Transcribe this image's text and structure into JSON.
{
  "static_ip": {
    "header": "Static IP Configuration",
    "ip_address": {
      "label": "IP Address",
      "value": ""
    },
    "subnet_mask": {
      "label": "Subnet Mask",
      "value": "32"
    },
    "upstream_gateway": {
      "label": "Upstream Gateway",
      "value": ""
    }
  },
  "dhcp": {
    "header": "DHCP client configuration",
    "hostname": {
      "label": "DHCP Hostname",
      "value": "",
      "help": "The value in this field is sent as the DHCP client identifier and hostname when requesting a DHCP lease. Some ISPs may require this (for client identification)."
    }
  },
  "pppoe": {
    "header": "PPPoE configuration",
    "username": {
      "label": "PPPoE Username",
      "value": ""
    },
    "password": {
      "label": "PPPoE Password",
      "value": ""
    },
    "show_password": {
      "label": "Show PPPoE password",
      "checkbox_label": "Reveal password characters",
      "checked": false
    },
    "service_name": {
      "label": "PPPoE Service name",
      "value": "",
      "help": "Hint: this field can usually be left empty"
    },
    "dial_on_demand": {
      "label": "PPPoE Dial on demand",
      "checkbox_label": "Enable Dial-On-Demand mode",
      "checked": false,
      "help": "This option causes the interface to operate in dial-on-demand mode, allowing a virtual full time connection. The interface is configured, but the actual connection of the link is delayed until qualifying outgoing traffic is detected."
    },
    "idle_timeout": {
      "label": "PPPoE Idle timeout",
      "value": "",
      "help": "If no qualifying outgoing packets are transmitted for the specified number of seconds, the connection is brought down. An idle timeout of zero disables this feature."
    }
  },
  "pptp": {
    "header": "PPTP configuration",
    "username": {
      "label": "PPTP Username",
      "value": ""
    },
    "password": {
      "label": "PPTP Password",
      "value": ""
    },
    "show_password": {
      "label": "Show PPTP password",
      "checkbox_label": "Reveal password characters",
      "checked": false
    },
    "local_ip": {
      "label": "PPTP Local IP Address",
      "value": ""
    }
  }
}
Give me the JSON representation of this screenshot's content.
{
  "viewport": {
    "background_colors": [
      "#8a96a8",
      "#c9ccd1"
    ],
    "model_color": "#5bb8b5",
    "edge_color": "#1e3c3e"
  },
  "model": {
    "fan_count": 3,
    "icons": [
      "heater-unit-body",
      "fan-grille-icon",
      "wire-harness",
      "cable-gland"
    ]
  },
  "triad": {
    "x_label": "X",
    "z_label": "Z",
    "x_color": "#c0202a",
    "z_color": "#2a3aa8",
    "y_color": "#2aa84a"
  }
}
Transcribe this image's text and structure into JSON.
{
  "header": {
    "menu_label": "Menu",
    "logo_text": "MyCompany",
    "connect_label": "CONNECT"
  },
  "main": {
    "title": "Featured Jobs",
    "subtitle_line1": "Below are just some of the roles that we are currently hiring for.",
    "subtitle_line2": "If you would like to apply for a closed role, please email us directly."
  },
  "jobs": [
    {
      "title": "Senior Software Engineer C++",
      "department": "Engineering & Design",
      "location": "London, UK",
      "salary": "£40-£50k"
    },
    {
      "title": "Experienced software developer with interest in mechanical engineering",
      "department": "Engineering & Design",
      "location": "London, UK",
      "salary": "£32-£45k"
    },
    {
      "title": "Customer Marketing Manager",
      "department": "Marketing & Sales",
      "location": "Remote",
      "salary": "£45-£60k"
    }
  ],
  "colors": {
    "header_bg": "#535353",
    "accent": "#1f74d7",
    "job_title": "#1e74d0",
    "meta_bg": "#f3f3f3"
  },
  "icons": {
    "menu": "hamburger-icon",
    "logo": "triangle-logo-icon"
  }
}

▶ **Written exercise**: Copy out each record exactly as given, omitting none.

▶ **Answer below**:
Transcribe this image's text and structure into JSON.
{
  "static_ip": {
    "header": "Static IP Configuration",
    "ip_address": {
      "label": "IP Address",
      "value": ""
    },
    "subnet_mask": {
      "label": "Subnet Mask",
      "value": "32"
    },
    "upstream_gateway": {
      "label": "Upstream Gateway",
      "value": ""
    }
  },
  "dhcp": {
    "header": "DHCP client configuration",
    "hostname": {
      "label": "DHCP Hostname",
      "value": "",
      "help": "The value in this field is sent as the DHCP client identifier and hostname when requesting a DHCP lease. Some ISPs may require this (for client identification)."
    }
  },
  "pppoe": {
    "header": "PPPoE configuration",
    "username": {
      "label": "PPPoE Username",
      "value": ""
    },
    "password": {
      "label": "PPPoE Password",
      "value": ""
    },
    "show_password": {
      "label": "Show PPPoE password",
      "checkbox_label": "Reveal password characters",
      "checked": false
    },
    "service_name": {
      "label": "PPPoE Service name",
      "value": "",
      "help": "Hint: this field can usually be left empty"
    },
    "dial_on_demand": {
      "label": "PPPoE Dial on demand",
      "checkbox_label": "Enable Dial-On-Demand mode",
      "checked": false,
      "help": "This option causes the interface to operate in dial-on-demand mode, allowing a virtual full time connection. The interface is configured, but the actual connection of the link is delayed until qualifying outgoing traffic is detected."
    },
    "idle_timeout": {
      "label": "PPPoE Idle timeout",
      "value": "",
      "help": "If no qualifying outgoing packets are transmitted for the specified number of seconds, the connection is brought down. An idle timeout of zero disables this feature."
    }
  },
  "pptp": {
    "header": "PPTP configuration",
    "username": {
      "label": "PPTP Username",
      "value": ""
    },
    "password": {
      "label": "PPTP Password",
      "value": ""
    },
    "show_password": {
      "label": "Show PPTP password",
      "checkbox_label": "Reveal password characters",
      "checked": false
    },
    "local_ip": {
      "label": "PPTP Local IP Address",
      "value": ""
    }
  }
}
Give me the JSON representation of this screenshot's content.
{
  "viewport": {
    "background_colors": [
      "#8a96a8",
      "#c9ccd1"
    ],
    "model_color": "#5bb8b5",
    "edge_color": "#1e3c3e"
  },
  "model": {
    "fan_count": 3,
    "icons": [
      "heater-unit-body",
      "fan-grille-icon",
      "wire-harness",
      "cable-gland"
    ]
  },
  "triad": {
    "x_label": "X",
    "z_label": "Z",
    "x_color": "#c0202a",
    "z_color": "#2a3aa8",
    "y_color": "#2aa84a"
  }
}
Transcribe this image's text and structure into JSON.
{
  "header": {
    "menu_label": "Menu",
    "logo_text": "MyCompany",
    "connect_label": "CONNECT"
  },
  "main": {
    "title": "Featured Jobs",
    "subtitle_line1": "Below are just some of the roles that we are currently hiring for.",
    "subtitle_line2": "If you would like to apply for a closed role, please email us directly."
  },
  "jobs": [
    {
      "title": "Senior Software Engineer C++",
      "department": "Engineering & Design",
      "location": "London, UK",
      "salary": "£40-£50k"
    },
    {
      "title": "Experienced software developer with interest in mechanical engineering",
      "department": "Engineering & Design",
      "location": "London, UK",
      "salary": "£32-£45k"
    },
    {
      "title": "Customer Marketing Manager",
      "department": "Marketing & Sales",
      "location": "Remote",
      "salary": "£45-£60k"
    }
  ],
  "colors": {
    "header_bg": "#535353",
    "accent": "#1f74d7",
    "job_title": "#1e74d0",
    "meta_bg": "#f3f3f3"
  },
  "icons": {
    "menu": "hamburger-icon",
    "logo": "triangle-logo-icon"
  }
}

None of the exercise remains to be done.